━━ DATA LINES
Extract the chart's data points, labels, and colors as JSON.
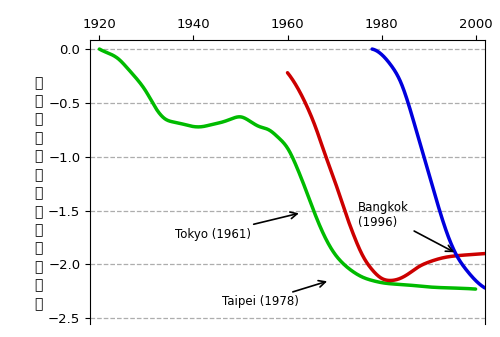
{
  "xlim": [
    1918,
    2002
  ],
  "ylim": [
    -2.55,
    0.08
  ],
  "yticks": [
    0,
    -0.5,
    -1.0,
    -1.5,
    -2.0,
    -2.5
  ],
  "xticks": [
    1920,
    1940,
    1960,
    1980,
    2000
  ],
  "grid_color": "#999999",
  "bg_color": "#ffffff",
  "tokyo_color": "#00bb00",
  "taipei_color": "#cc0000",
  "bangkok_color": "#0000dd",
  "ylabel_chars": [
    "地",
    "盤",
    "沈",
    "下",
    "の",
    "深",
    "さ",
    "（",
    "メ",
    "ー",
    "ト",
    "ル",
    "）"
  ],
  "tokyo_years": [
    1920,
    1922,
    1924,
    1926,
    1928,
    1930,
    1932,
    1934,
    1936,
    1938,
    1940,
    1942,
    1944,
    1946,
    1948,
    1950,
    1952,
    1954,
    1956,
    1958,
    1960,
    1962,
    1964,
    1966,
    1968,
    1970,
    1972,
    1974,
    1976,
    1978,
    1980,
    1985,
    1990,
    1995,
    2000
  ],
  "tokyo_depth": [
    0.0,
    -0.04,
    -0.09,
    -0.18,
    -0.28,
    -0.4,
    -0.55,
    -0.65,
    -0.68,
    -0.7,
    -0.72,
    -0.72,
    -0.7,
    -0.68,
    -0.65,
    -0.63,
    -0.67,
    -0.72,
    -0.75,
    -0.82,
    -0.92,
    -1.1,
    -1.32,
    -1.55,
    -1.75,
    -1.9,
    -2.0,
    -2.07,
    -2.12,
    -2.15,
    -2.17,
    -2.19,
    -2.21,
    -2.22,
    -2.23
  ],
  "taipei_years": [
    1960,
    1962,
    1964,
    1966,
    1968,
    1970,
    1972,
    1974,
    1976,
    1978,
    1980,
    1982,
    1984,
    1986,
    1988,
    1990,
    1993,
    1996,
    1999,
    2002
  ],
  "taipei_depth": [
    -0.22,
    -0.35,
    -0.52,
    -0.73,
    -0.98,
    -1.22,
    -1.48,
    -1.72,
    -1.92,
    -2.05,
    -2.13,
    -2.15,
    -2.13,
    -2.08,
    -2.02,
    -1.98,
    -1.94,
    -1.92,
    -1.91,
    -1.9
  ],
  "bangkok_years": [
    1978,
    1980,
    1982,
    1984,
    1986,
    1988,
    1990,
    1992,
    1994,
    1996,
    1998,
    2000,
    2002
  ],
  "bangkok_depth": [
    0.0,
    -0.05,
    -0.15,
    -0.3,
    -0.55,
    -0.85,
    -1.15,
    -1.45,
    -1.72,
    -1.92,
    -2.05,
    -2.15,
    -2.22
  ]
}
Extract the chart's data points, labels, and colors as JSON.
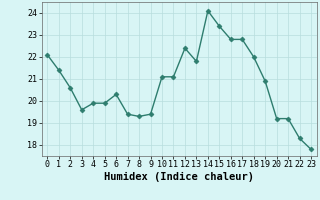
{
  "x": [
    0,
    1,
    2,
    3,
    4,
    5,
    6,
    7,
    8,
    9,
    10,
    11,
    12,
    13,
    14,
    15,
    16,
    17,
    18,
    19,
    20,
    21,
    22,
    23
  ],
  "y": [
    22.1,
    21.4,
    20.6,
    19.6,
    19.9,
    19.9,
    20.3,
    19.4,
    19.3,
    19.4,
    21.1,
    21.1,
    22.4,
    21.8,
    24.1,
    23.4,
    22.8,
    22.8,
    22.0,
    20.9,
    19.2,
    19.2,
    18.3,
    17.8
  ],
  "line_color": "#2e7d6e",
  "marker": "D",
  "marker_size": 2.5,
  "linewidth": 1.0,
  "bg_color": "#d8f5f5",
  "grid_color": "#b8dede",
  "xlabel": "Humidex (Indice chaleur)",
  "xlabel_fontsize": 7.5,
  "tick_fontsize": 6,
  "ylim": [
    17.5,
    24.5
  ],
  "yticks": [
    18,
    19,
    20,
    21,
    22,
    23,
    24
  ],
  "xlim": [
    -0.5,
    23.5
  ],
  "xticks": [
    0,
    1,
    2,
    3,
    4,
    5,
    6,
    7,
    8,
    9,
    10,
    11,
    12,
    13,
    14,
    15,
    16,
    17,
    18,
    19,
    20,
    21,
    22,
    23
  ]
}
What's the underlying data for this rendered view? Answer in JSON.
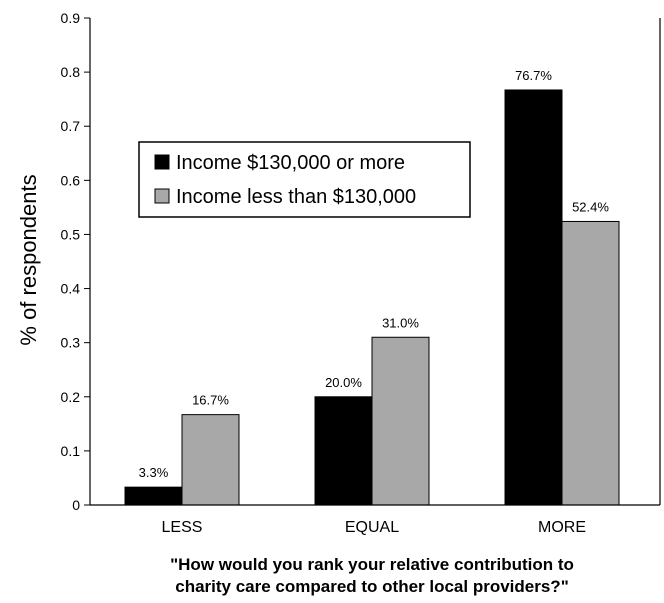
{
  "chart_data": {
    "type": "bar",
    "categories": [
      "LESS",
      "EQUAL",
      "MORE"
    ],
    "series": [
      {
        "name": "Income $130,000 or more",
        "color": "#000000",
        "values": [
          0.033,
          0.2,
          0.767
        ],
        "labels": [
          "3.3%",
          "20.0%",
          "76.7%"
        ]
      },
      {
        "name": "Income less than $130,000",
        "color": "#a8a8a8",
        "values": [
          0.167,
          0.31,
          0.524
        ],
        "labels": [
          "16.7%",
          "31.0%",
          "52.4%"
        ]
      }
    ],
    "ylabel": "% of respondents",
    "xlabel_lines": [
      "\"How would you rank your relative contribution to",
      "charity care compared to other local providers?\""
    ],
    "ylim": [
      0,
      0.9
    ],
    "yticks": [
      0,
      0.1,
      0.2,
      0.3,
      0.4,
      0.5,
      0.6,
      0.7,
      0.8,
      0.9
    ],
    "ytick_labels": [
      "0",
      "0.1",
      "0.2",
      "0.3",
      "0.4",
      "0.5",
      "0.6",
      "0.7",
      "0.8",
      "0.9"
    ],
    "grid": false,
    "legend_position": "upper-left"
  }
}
━━━━
━━ DATA LINES
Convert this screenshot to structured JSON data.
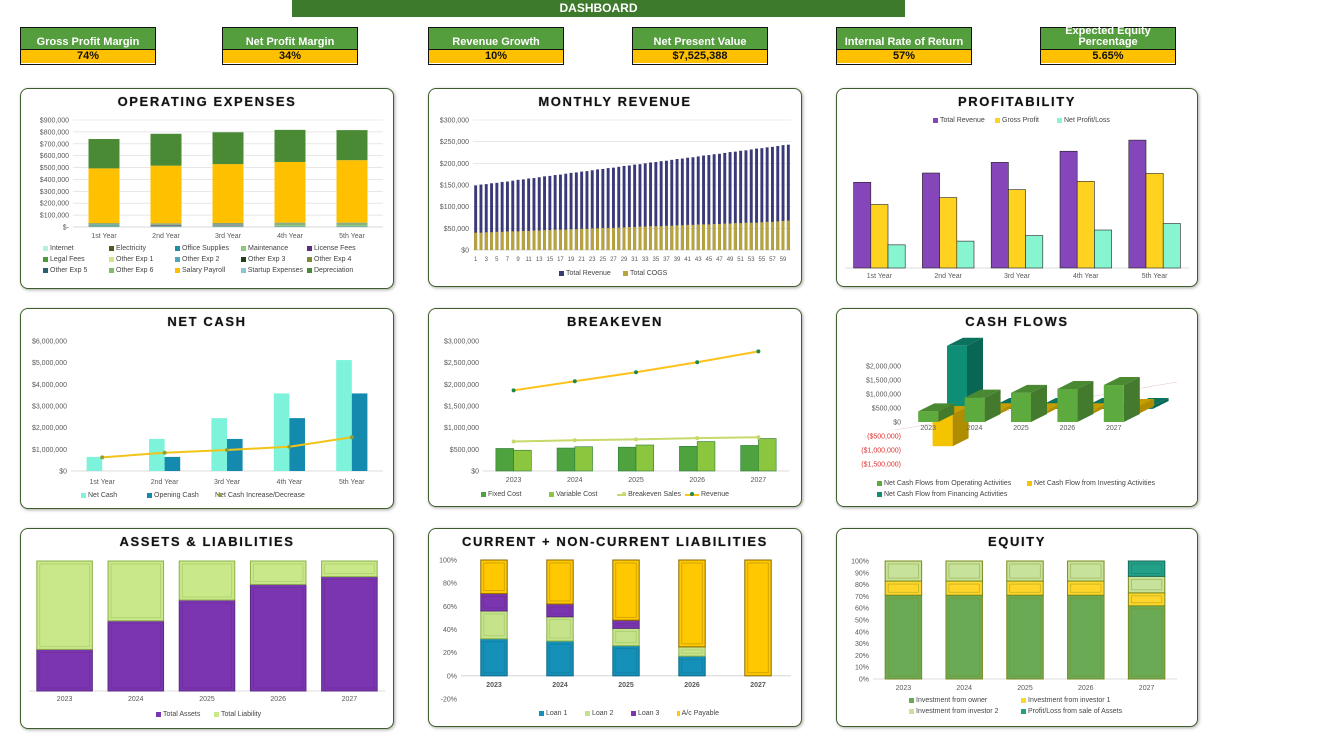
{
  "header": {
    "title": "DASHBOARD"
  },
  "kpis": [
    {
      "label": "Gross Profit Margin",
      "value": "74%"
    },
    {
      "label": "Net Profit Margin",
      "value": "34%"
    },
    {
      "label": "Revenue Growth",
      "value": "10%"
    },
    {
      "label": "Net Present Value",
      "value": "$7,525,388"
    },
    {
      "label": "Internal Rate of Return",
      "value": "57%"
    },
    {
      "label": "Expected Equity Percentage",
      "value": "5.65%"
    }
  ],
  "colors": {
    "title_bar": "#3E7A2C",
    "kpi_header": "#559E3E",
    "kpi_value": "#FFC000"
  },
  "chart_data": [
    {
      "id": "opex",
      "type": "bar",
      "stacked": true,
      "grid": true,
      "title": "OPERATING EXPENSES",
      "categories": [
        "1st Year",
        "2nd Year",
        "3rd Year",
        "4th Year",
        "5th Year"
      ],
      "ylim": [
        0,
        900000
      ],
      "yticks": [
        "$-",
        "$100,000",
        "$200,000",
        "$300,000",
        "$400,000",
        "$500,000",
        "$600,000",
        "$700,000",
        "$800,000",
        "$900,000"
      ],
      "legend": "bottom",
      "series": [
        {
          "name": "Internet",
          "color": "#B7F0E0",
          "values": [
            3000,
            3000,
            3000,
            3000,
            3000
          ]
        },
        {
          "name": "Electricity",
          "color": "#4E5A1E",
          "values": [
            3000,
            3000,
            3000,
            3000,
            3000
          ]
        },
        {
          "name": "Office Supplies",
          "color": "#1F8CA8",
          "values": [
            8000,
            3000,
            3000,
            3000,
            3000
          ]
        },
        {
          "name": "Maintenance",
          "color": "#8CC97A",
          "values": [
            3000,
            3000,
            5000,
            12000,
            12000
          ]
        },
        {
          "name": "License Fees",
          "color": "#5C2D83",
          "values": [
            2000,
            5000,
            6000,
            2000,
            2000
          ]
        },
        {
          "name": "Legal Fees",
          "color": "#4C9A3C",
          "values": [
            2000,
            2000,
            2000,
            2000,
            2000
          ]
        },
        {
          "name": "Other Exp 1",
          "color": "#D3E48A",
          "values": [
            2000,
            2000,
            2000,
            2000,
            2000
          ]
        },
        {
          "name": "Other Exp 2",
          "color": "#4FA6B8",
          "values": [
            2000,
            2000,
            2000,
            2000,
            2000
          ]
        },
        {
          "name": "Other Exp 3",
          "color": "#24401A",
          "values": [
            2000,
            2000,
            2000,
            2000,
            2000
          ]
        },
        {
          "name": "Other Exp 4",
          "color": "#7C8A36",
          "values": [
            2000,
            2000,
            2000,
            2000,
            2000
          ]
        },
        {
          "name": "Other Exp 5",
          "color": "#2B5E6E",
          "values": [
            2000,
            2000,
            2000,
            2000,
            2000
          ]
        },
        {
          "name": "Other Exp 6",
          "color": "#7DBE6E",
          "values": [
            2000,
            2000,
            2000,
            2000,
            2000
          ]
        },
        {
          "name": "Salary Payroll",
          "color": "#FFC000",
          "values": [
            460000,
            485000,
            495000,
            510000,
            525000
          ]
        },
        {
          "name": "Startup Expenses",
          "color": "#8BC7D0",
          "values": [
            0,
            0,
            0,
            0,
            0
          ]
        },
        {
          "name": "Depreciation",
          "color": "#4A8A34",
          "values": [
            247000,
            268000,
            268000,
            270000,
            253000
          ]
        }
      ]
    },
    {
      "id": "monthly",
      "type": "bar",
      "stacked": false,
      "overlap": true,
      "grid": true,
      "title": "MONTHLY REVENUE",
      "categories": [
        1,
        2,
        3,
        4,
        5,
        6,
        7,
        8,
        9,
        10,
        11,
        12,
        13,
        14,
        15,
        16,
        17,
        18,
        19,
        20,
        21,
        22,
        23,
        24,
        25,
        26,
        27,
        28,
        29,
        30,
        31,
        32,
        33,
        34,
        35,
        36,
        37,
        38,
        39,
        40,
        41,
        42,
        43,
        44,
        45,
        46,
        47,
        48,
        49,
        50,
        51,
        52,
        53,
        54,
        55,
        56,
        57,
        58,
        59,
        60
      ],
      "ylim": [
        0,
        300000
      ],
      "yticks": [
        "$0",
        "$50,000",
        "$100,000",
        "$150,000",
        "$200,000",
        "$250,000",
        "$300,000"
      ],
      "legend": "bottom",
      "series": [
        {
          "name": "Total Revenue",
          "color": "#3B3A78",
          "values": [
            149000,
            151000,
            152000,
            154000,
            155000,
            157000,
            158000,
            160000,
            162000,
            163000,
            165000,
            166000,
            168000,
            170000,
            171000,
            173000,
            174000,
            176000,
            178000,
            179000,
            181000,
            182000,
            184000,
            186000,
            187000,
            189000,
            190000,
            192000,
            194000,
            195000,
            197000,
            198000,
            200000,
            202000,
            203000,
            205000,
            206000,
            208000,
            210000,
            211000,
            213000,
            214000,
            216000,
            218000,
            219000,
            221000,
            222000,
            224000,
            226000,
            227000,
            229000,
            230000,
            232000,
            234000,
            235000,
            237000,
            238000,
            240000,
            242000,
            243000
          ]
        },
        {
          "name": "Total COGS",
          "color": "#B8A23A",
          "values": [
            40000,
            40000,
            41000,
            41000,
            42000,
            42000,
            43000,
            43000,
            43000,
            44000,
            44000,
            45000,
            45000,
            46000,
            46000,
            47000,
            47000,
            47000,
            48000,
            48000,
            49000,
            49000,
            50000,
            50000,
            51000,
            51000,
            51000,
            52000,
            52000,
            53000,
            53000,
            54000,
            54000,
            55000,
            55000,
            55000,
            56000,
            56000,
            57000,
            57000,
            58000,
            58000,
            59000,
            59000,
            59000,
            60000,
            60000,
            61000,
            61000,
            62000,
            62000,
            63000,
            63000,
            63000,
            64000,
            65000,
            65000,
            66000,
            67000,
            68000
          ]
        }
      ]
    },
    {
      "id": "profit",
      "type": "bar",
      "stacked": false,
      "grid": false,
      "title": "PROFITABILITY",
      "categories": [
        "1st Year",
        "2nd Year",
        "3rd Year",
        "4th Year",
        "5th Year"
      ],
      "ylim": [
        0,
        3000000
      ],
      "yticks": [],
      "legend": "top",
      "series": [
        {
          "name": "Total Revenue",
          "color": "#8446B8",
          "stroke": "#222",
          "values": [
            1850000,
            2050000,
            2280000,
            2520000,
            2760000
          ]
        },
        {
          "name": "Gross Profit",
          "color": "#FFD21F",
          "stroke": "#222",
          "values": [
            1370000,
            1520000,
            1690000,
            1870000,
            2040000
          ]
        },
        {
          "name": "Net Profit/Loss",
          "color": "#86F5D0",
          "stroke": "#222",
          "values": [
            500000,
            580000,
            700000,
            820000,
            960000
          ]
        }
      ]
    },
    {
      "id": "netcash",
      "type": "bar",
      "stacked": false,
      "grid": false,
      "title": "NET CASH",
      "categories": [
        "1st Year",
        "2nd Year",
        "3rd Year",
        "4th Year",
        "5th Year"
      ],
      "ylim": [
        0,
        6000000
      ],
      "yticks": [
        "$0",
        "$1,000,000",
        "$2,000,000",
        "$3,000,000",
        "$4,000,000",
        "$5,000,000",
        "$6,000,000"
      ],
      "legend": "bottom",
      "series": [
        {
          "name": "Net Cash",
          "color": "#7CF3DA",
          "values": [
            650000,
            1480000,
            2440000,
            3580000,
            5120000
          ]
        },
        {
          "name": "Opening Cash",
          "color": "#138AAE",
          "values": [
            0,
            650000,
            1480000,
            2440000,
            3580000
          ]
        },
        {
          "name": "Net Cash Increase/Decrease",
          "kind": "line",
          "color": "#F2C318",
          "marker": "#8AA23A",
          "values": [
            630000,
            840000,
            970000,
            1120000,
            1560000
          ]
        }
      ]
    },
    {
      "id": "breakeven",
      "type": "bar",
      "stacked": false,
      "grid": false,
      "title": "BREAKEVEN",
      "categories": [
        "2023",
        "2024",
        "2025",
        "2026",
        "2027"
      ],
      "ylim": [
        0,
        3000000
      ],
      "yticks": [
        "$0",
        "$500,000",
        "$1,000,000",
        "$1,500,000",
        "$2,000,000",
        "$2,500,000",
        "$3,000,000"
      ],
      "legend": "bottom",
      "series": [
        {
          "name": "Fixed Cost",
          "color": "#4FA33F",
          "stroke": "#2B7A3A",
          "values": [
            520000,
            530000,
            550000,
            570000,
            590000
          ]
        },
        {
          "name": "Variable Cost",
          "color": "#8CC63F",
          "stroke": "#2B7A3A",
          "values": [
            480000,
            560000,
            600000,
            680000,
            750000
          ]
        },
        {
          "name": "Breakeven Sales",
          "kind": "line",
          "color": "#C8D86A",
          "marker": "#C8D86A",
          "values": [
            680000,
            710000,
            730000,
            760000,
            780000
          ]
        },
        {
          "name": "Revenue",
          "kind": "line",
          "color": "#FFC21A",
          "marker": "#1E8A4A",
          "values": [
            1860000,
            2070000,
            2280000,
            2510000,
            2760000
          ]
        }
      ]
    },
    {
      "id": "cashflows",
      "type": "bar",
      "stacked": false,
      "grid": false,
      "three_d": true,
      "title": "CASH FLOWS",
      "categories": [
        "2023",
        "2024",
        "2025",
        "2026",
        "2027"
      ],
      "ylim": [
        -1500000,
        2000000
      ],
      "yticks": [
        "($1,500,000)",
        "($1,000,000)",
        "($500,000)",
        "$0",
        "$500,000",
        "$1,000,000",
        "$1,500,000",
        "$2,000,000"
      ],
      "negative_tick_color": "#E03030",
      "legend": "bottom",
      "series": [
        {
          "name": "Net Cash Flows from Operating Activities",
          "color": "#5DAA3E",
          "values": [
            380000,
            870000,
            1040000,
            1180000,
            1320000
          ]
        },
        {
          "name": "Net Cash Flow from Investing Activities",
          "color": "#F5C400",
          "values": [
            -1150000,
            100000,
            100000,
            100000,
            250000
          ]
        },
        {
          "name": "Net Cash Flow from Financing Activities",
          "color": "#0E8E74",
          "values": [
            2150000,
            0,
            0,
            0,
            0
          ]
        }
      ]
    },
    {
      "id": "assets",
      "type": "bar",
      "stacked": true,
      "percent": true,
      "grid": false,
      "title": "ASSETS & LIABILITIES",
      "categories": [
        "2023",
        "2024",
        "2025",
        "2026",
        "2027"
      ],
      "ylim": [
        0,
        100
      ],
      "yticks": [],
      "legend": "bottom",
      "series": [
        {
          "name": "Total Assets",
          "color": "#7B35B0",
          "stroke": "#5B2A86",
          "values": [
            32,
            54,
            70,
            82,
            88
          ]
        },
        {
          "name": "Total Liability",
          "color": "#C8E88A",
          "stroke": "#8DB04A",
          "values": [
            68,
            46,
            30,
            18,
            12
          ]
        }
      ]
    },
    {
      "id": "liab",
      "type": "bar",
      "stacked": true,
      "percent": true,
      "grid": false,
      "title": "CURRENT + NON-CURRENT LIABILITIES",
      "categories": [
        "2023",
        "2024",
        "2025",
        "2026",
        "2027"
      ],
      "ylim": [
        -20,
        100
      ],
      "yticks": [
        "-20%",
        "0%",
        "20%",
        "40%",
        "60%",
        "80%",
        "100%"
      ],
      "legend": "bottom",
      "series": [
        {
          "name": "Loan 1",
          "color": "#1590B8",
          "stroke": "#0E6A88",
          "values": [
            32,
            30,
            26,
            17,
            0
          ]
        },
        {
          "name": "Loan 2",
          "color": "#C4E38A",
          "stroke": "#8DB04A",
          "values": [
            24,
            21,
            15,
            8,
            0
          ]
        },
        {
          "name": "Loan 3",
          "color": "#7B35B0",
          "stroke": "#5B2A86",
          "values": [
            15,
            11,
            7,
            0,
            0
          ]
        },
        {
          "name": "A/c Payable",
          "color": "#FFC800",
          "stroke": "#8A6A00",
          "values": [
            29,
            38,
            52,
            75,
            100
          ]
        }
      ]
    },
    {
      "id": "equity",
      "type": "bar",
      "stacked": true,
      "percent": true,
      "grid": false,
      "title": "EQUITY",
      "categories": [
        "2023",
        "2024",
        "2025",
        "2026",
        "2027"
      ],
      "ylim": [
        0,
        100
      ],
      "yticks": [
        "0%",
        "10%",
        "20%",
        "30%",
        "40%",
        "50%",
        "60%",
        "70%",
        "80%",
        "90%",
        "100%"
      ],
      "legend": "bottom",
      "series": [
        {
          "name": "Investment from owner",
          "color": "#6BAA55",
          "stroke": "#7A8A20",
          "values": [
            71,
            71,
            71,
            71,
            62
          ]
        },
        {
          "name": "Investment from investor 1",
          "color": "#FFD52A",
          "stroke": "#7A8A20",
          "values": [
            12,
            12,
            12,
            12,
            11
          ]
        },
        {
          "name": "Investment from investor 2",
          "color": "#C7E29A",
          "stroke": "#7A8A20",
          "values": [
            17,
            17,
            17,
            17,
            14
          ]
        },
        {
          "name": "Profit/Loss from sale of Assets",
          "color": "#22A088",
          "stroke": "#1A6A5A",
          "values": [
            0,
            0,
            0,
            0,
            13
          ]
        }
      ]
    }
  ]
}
━━━━
(PROBLEM STATEMENT) Looking at the records above, work out how many lines include the word "Gross", then give that number by itself.

(SOLUTION FOR THIS PROBLEM) 2